Format the lines below as a Markdown table with the columns "No." and "Line." Give each non-blank line its own numbered row, and leave out the pictures.
+++ The input +++
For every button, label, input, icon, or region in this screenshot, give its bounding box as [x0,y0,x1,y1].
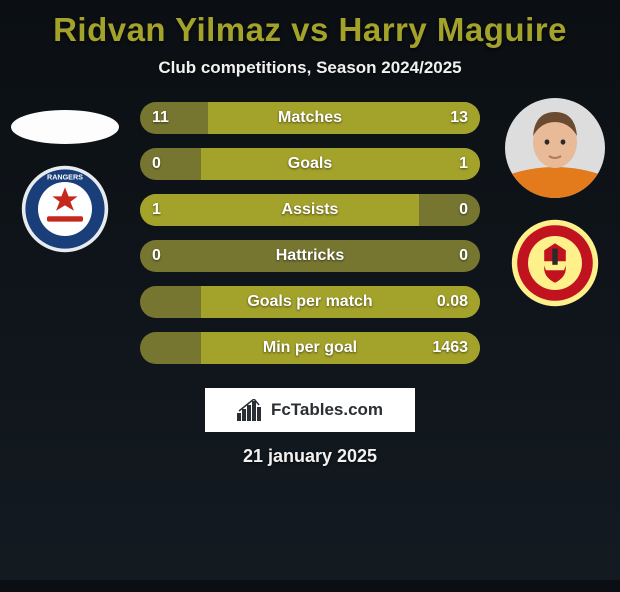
stat-right-value: 13 [450,102,468,134]
left-player-column: RANGERS [10,102,120,372]
right-club-badge [510,218,600,308]
bar-chart-icon [237,399,263,421]
svg-text:RANGERS: RANGERS [47,173,83,182]
stat-label: Hattricks [140,240,480,272]
left-player-avatar-placeholder [11,110,119,144]
branding-badge: FcTables.com [205,388,415,432]
right-player-column [500,102,610,372]
stat-label: Goals per match [140,286,480,318]
stat-label: Min per goal [140,332,480,364]
stat-right-value: 0 [459,240,468,272]
comparison-title: Ridvan Yilmaz vs Harry Maguire [0,12,620,48]
stat-left-value: 11 [152,102,169,134]
stat-left-value: 1 [152,194,161,226]
right-player-avatar [505,98,605,198]
left-club-badge: RANGERS [20,164,110,254]
maguire-avatar-icon [505,98,605,198]
stat-label: Matches [140,102,480,134]
comparison-area: RANGERS [20,102,600,372]
comparison-subtitle: Club competitions, Season 2024/2025 [0,58,620,78]
stat-row: Matches11 13 [140,102,480,134]
stat-label: Goals [140,148,480,180]
stat-label: Assists [140,194,480,226]
stat-right-value: 1 [459,148,468,180]
stat-left-value: 0 [152,148,161,180]
stat-right-value: 0.08 [437,286,468,318]
stat-right-value: 0 [459,194,468,226]
stat-row: Min per goal1463 [140,332,480,364]
branding-text: FcTables.com [271,400,383,420]
manutd-badge-icon [510,218,600,308]
stat-right-value: 1463 [432,332,468,364]
stat-row: Hattricks0 0 [140,240,480,272]
stat-row: Goals per match0.08 [140,286,480,318]
stat-left-value: 0 [152,240,161,272]
rangers-badge-icon: RANGERS [20,164,110,254]
stat-bars: Matches1113Goals01Assists10Hattricks00Go… [140,102,480,364]
stat-row: Assists1 0 [140,194,480,226]
snapshot-date: 21 january 2025 [0,446,620,467]
stat-row: Goals0 1 [140,148,480,180]
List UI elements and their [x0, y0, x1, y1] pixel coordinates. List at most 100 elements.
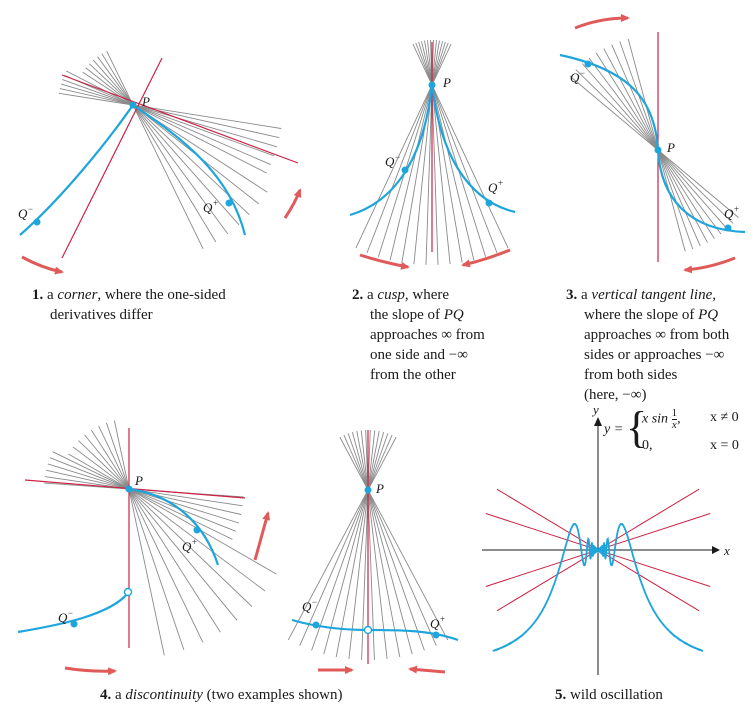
- secant-line: [418, 41, 487, 257]
- secant-line: [47, 463, 240, 524]
- label-q-minus: Q−: [570, 68, 585, 85]
- secant-line: [82, 71, 268, 193]
- motion-arrow-top: [574, 14, 630, 30]
- curve-left-branch: [17, 592, 129, 634]
- secant-line: [64, 74, 271, 166]
- label-q-minus: Q−: [58, 608, 73, 625]
- secant-line: [361, 429, 371, 660]
- motion-arrow-right: [461, 248, 511, 268]
- secant-line: [355, 44, 452, 249]
- secant-line: [101, 53, 217, 243]
- secant-line: [58, 92, 282, 129]
- secant-line: [365, 429, 375, 660]
- label-p: P: [141, 94, 150, 109]
- panel-wild-oscillation: y x: [482, 402, 730, 675]
- label-q-minus: Q−: [302, 597, 317, 614]
- secant-line: [113, 420, 165, 656]
- secant-line: [311, 433, 389, 651]
- equation-brace: {: [626, 403, 648, 452]
- tangent-line-right: [61, 74, 299, 164]
- secant-line: [347, 433, 425, 651]
- label-p: P: [134, 473, 143, 488]
- curve-right: [132, 104, 247, 236]
- point-q-minus: [401, 166, 409, 174]
- panel-discontinuity-b: P Q− Q+: [287, 429, 459, 674]
- panel-cusp: P Q− Q+: [349, 39, 516, 270]
- caption-corner: 1. a corner, where the one-sided derivat…: [32, 287, 226, 323]
- motion-arrow-left: [359, 253, 410, 270]
- secant-line: [427, 40, 451, 265]
- point-q-minus: [584, 60, 592, 68]
- equation-row2: 0,: [642, 438, 653, 453]
- secant-line: [59, 88, 280, 139]
- secant-line: [97, 56, 229, 235]
- secant-line: [68, 453, 277, 575]
- point-q-plus: [485, 199, 493, 207]
- label-q-plus: Q+: [182, 537, 197, 554]
- label-q-plus: Q+: [488, 178, 503, 195]
- secant-line: [366, 42, 449, 254]
- secant-line: [62, 79, 275, 157]
- secant-line: [401, 40, 440, 263]
- x-axis-arrow: [712, 546, 720, 554]
- secant-line: [52, 451, 233, 540]
- secant-line: [49, 457, 237, 532]
- panel-corner: P Q− Q+: [18, 50, 302, 275]
- caption-vertical-tangent: 3. a vertical tangent line, where the sl…: [566, 287, 730, 403]
- oscillation-curve: [492, 523, 704, 652]
- label-q-minus: Q−: [18, 204, 33, 221]
- equation-cond2: x = 0: [710, 438, 739, 453]
- motion-arrow-right: [253, 511, 271, 561]
- secant-line: [356, 431, 401, 658]
- secant-line: [85, 67, 260, 205]
- panel-vertical-tangent: P Q− Q+: [559, 14, 746, 274]
- label-q-plus: Q+: [724, 204, 739, 221]
- point-p: [428, 81, 436, 89]
- secant-line: [335, 431, 380, 658]
- label-p: P: [442, 75, 451, 90]
- secant-line: [339, 436, 449, 641]
- secant-line: [377, 41, 446, 257]
- secant-line: [412, 44, 509, 249]
- equation-lhs: y =: [604, 422, 624, 437]
- secant-line: [348, 430, 376, 659]
- secant-line: [65, 70, 267, 174]
- secant-line: [413, 40, 437, 265]
- secant-line: [106, 50, 204, 249]
- label-q-minus: Q−: [385, 152, 400, 169]
- point-q-minus: [312, 621, 320, 629]
- secant-line: [84, 434, 238, 621]
- point-p: [129, 101, 137, 109]
- x-axis-label: x: [723, 543, 730, 558]
- point-p: [125, 485, 133, 493]
- secant-line: [351, 431, 413, 655]
- point-q-plus: [193, 526, 201, 534]
- caption-cusp: 2. a cusp, where the slope of PQ approac…: [352, 287, 485, 383]
- point-p: [364, 486, 372, 494]
- secant-line: [92, 59, 240, 226]
- secant-line: [299, 434, 393, 646]
- secant-line: [415, 42, 498, 254]
- secant-line: [343, 434, 437, 646]
- tangent-line-left: [61, 57, 163, 259]
- y-axis-arrow: [594, 417, 602, 426]
- secant-line: [105, 422, 185, 651]
- secant-line: [90, 429, 221, 633]
- label-q-plus: Q+: [203, 198, 218, 215]
- secant-line: [424, 40, 463, 263]
- caption-discontinuity: 4. a discontinuity (two examples shown): [100, 687, 343, 703]
- motion-arrow-bottom: [64, 666, 117, 676]
- motion-arrow-bottom: [683, 256, 736, 274]
- point-q-plus: [225, 199, 233, 207]
- motion-arrow-right: [283, 188, 302, 219]
- equation-cond1: x ≠ 0: [710, 410, 739, 425]
- caption-wild-oscillation: 5. wild oscillation: [555, 687, 663, 703]
- open-point: [363, 625, 373, 635]
- secant-line: [98, 425, 204, 643]
- motion-arrow-right: [408, 665, 446, 674]
- motion-arrow-left: [21, 255, 64, 275]
- point-p: [654, 146, 662, 154]
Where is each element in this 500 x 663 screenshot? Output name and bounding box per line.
+++
Full output:
| No. | Line |
|---|---|
| 1 | For every button, label, input, icon, or region in this screenshot, give its bounding box as [x0,y0,x1,y1]. |
| 2 | stat-right-value: 13 [450,102,468,134] |
| 3 | left-player-column: RANGERS [10,102,120,372] |
| 4 | right-club-badge [510,218,600,308] |
| 5 | bar-chart-icon [237,399,263,421] |
| 6 | svg-text:RANGERS: RANGERS [47,173,83,182] |
| 7 | stat-label: Hattricks [140,240,480,272] |
| 8 | left-player-avatar-placeholder [11,110,119,144] |
| 9 | branding-badge: FcTables.com [205,388,415,432] |
| 10 | right-player-column [500,102,610,372] |
| 11 | stat-label: Goals per match [140,286,480,318] |
| 12 | stat-label: Min per goal [140,332,480,364] |
| 13 | stat-right-value: 0 [459,240,468,272] |
| 14 | comparison-title: Ridvan Yilmaz vs Harry Maguire [0,12,620,48] |
| 15 | stat-left-value: 11 [152,102,169,134] |
| 16 | stat-left-value: 1 [152,194,161,226] |
| 17 | right-player-avatar [505,98,605,198] |
| 18 | left-club-badge: RANGERS [20,164,110,254] |
| 19 | maguire-avatar-icon [505,98,605,198] |
| 20 | stat-label: Matches [140,102,480,134] |
| 21 | comparison-area: RANGERS [20,102,600,372] |
| 22 | comparison-subtitle: Club competitions, Season 2024/2025 [0,58,620,78] |
| 23 | stat-row: Matches11 13 [140,102,480,134] |
| 24 | stat-label: Goals [140,148,480,180] |
| 25 | stat-label: Assists [140,194,480,226] |
| 26 | stat-right-value: 1 [459,148,468,180] |
| 27 | stat-left-value: 0 [152,148,161,180] |
| 28 | stat-right-value: 0.08 [437,286,468,318] |
| 29 | stat-right-value: 0 [459,194,468,226] |
| 30 | stat-row: Min per goal1463 [140,332,480,364] |
| 31 | branding-text: FcTables.com [271,400,383,420] |
| 32 | manutd-badge-icon [510,218,600,308] |
| 33 | stat-right-value: 1463 [432,332,468,364] |
| 34 | stat-row: Hattricks0 0 [140,240,480,272] |
| 35 | stat-row: Goals per match0.08 [140,286,480,318] |
| 36 | stat-left-value: 0 [152,240,161,272] |
| 37 | rangers-badge-icon: RANGERS [20,164,110,254] |
| 38 | stat-bars: Matches1113Goals01Assists10Hattricks00Go… [140,102,480,364] |
| 39 | stat-row: Assists1 0 [140,194,480,226] |
| 40 | snapshot-date: 21 january 2025 [0,446,620,467] |
| 41 | stat-row: Goals0 1 [140,148,480,180] |
| 42 | List UI elements and their [x0, y0, x1, y1] pixel coordinates. List at most 100 elements. |
| 43 | - secant-line: [418, 41, 487, 257] |
| 44 | - secant-line: [47, 463, 240, 524] |
| 45 | - label-q-minus: Q−: [570, 68, 585, 85] |
| 46 | - secant-line: [82, 71, 268, 193] |
| 47 | - motion-arrow-top: [574, 14, 630, 30] |
| 48 | - curve-left-branch: [17, 592, 129, 634] |
| 49 | - secant-line: [64, 74, 271, 166] |
| 50 | - label-q-minus: Q−: [58, 608, 73, 625] |
| 51 | - secant-line: [361, 429, 371, 660] |
| 52 | - motion-arrow-right: [461, 248, 511, 268] |
| 53 | - secant-line: [355, 44, 452, 249] |
| 54 | - secant-line: [101, 53, 217, 243] |
| 55 | - secant-line: [58, 92, 282, 129] |
| 56 | - secant-line: [365, 429, 375, 660] |
| 57 | - label-p: P: [141, 94, 150, 109] |
| 58 | - panel-wild-oscillation: y x: [482, 402, 730, 675] |
| 59 | - label-q-minus: Q−: [302, 597, 317, 614] |
| 60 | - secant-line: [113, 420, 165, 656] |
| 61 | - secant-line: [311, 433, 389, 651] |
| 62 | - equation-brace: {: [626, 403, 648, 452] |
| 63 | - tangent-line-right: [61, 74, 299, 164] |
| 64 | - secant-line: [347, 433, 425, 651] |
| 65 | - label-p: P: [134, 473, 143, 488] |
| 66 | - curve-right: [132, 104, 247, 236] |
| 67 | - point-q-minus: [401, 166, 409, 174] |
| 68 | - panel-discontinuity-b: P Q− Q+: [287, 429, 459, 674] |
| 69 | - panel-cusp: P Q− Q+: [349, 39, 516, 270] |
| 70 | - caption-corner: 1. a corner, where the one-sided derivat…: [32, 287, 226, 323] |
| 71 | - motion-arrow-left: [359, 253, 410, 270] |
| 72 | - secant-line: [427, 40, 451, 265] |
| 73 | - point-q-minus: [584, 60, 592, 68] |
| 74 | - equation-row2: 0,: [642, 438, 653, 453] |
| 75 | - secant-line: [59, 88, 280, 139] |
| 76 | - secant-line: [97, 56, 229, 235] |
| 77 | - secant-line: [68, 453, 277, 575] |
| 78 | - point-q-plus: [485, 199, 493, 207] |
| 79 | - label-q-plus: Q+: [182, 537, 197, 554] |
| 80 | - label-q-plus: Q+: [488, 178, 503, 195] |
| 81 | - secant-line: [366, 42, 449, 254] |
| 82 | - secant-line: [62, 79, 275, 157] |
| 83 | - secant-line: [401, 40, 440, 263] |
| 84 | - x-axis-arrow: [712, 546, 720, 554] |
| 85 | - secant-line: [52, 451, 233, 540] |
| 86 | - secant-line: [49, 457, 237, 532] |
| 87 | - panel-corner: P Q− Q+: [18, 50, 302, 275] |
| 88 | - caption-vertical-tangent: 3. a vertical tangent line, where the sl…: [566, 287, 730, 403] |
| 89 | - oscillation-curve: [492, 523, 704, 652] |
| 90 | - label-q-minus: Q−: [18, 204, 33, 221] |
| 91 | - equation-cond2: x = 0: [710, 438, 739, 453] |
| 92 | - motion-arrow-right: [253, 511, 271, 561] |
| 93 | - secant-line: [356, 431, 401, 658] |
| 94 | - secant-line: [85, 67, 260, 205] |
| 95 | - panel-vertical-tangent: P Q− Q+: [559, 14, 746, 274] |
| 96 | - label-q-plus: Q+: [724, 204, 739, 221] |
| 97 | - point-p: [428, 81, 436, 89] |
| 98 | - secant-line: [335, 431, 380, 658] |
| 99 | - label-p: P: [442, 75, 451, 90] |
| 100 | - secant-line: [339, 436, 449, 641] |
| 101 | - secant-line: [377, 41, 446, 257] |
| 102 | - secant-line: [412, 44, 509, 249] |
| 103 | - equation-lhs: y =: [604, 422, 624, 437] |
| 104 | - secant-line: [348, 430, 376, 659] |
| 105 | - secant-line: [65, 70, 267, 174] |
| 106 | - secant-line: [413, 40, 437, 265] |
| 107 | - secant-line: [106, 50, 204, 249] |
| 108 | - label-q-minus: Q−: [385, 152, 400, 169] |
| 109 | - point-q-minus: [312, 621, 320, 629] |
| 110 | - secant-line: [84, 434, 238, 621] |
| 111 | - point-p: [129, 101, 137, 109] |
| 112 | - x-axis-label: x: [723, 543, 730, 558] |
| 113 | - point-p: [125, 485, 133, 493] |
| 114 | - secant-line: [351, 431, 413, 655] |
| 115 | - point-q-plus: [193, 526, 201, 534] |
| 116 | - caption-cusp: 2. a cusp, where the slope of PQ approac…: [352, 287, 485, 383] |
| 117 | - point-p: [364, 486, 372, 494] |
| 118 | - secant-line: [92, 59, 240, 226] |
| 119 | - secant-line: [299, 434, 393, 646] |
| 120 | - secant-line: [415, 42, 498, 254] |
| 121 | - secant-line: [343, 434, 437, 646] |
| 122 | - tangent-line-left: [61, 57, 163, 259] |
| 123 | - y-axis-arrow: [594, 417, 602, 426] |
| 124 | - secant-line: [105, 422, 185, 651] |
| 125 | - secant-line: [90, 429, 221, 633] |
| 126 | - label-q-plus: Q+: [203, 198, 218, 215] |
| 127 | - secant-line: [424, 40, 463, 263] |
| 128 | - caption-discontinuity: 4. a discontinuity (two examples shown): [100, 687, 343, 703] |
| 129 | - motion-arrow-bottom: [64, 666, 117, 676] |
| 130 | - motion-arrow-bottom: [683, 256, 736, 274] |
| 131 | - point-q-plus: [225, 199, 233, 207] |
| 132 | - motion-arrow-right: [283, 188, 302, 219] |
| 133 | - equation-cond1: x ≠ 0: [710, 410, 739, 425] |
| 134 | - caption-wild-oscillation: 5. wild oscillation: [555, 687, 663, 703] |
| 135 | - open-point: [363, 625, 373, 635] |
| 136 | - secant-line: [98, 425, 204, 643] |
| 137 | - motion-arrow-right: [408, 665, 446, 674] |
| 138 | - motion-arrow-left: [21, 255, 64, 275] |
| 139 | - point-p: [654, 146, 662, 154] |
| 140 | Where is each element in this 500 x 663 screenshot? Output name and bounding box per line. |